Written exercise: Report how many lines include the word "PRESIDENTE", and nothing besides that number.
□ □ □
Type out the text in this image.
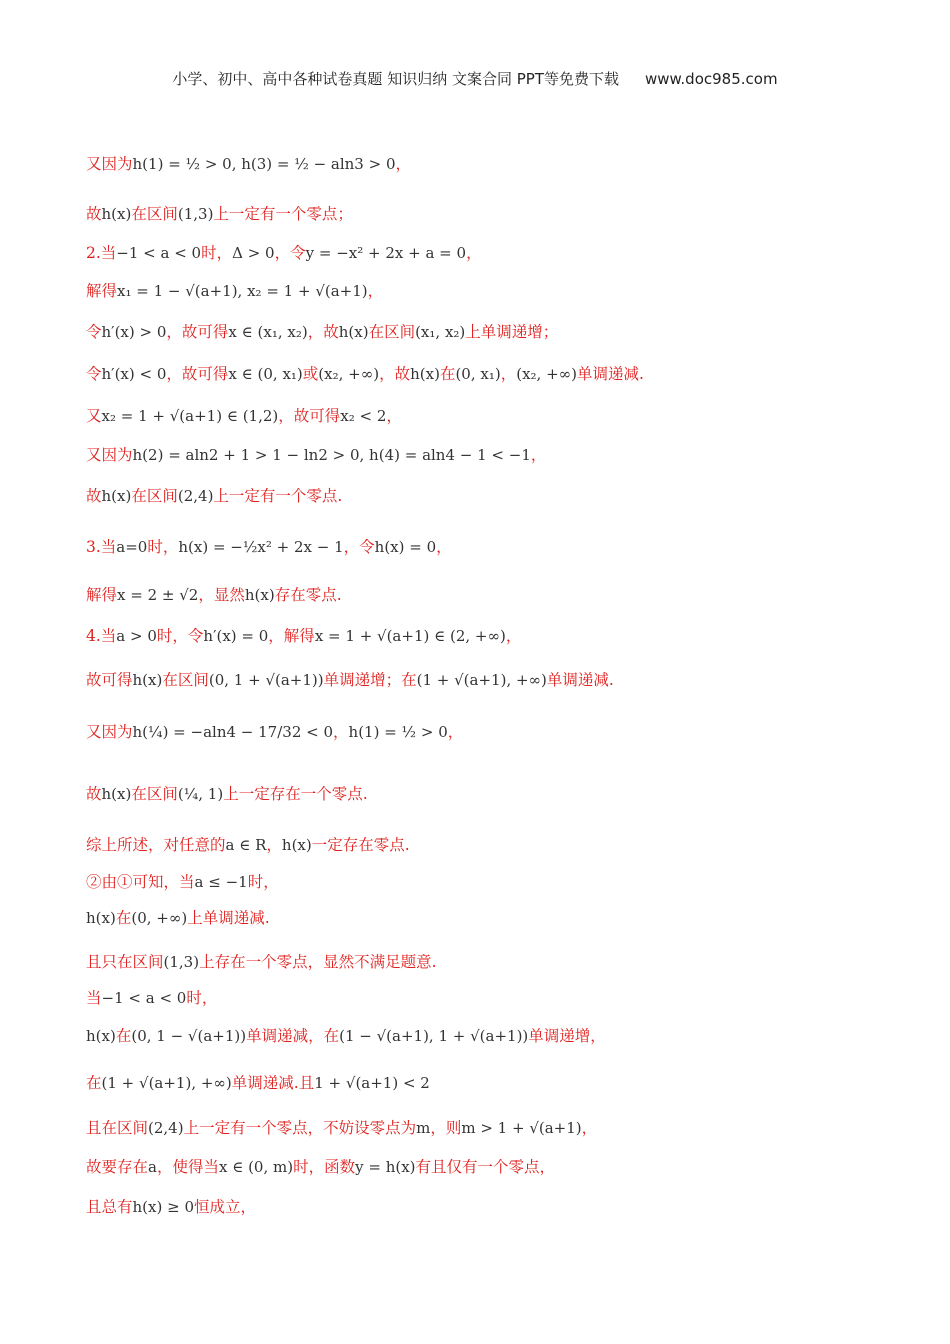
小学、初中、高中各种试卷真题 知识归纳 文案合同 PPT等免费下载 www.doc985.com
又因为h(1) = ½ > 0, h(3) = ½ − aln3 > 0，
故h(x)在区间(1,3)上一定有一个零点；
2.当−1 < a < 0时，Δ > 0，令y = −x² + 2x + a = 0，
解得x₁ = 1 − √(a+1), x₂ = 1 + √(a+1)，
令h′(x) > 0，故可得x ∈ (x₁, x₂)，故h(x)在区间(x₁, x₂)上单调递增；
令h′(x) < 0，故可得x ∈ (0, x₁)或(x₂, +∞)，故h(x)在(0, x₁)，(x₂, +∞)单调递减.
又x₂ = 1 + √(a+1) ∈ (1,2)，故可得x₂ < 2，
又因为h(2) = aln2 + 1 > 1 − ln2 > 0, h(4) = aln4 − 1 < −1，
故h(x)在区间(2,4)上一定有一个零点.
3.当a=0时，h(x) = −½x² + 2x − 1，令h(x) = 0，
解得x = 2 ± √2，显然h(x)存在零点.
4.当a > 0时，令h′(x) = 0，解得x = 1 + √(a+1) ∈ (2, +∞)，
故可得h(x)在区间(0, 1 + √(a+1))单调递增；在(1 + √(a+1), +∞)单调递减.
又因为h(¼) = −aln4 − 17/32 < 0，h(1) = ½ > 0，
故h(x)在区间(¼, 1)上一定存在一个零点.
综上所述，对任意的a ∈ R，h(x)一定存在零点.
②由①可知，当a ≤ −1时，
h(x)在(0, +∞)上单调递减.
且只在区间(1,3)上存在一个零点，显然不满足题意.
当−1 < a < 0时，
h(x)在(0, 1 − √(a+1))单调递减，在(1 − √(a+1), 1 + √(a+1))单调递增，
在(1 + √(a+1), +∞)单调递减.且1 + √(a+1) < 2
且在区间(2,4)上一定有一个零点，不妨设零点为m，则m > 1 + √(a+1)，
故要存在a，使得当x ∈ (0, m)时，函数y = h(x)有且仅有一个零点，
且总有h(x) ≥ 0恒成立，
□ □ □
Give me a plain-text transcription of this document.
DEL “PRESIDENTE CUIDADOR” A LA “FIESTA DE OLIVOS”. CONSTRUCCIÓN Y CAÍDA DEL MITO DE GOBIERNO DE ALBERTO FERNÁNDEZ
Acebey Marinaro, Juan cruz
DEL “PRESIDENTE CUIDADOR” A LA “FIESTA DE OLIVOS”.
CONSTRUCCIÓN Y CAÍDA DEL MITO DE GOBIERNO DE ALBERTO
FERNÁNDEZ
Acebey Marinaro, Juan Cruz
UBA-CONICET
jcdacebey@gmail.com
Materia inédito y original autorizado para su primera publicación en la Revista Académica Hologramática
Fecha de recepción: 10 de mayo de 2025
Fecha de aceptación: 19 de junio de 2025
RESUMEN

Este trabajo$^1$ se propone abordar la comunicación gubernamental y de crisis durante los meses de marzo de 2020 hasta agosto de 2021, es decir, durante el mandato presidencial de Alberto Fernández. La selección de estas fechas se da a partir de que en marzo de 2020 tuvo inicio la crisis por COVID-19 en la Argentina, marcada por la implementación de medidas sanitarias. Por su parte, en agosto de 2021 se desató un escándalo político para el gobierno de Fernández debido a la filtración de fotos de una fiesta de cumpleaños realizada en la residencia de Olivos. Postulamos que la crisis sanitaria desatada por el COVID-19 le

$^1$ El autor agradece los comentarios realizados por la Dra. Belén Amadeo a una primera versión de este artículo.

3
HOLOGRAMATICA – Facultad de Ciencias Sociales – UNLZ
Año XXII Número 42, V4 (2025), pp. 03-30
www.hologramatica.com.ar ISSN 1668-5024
□ □ □
Response below: 2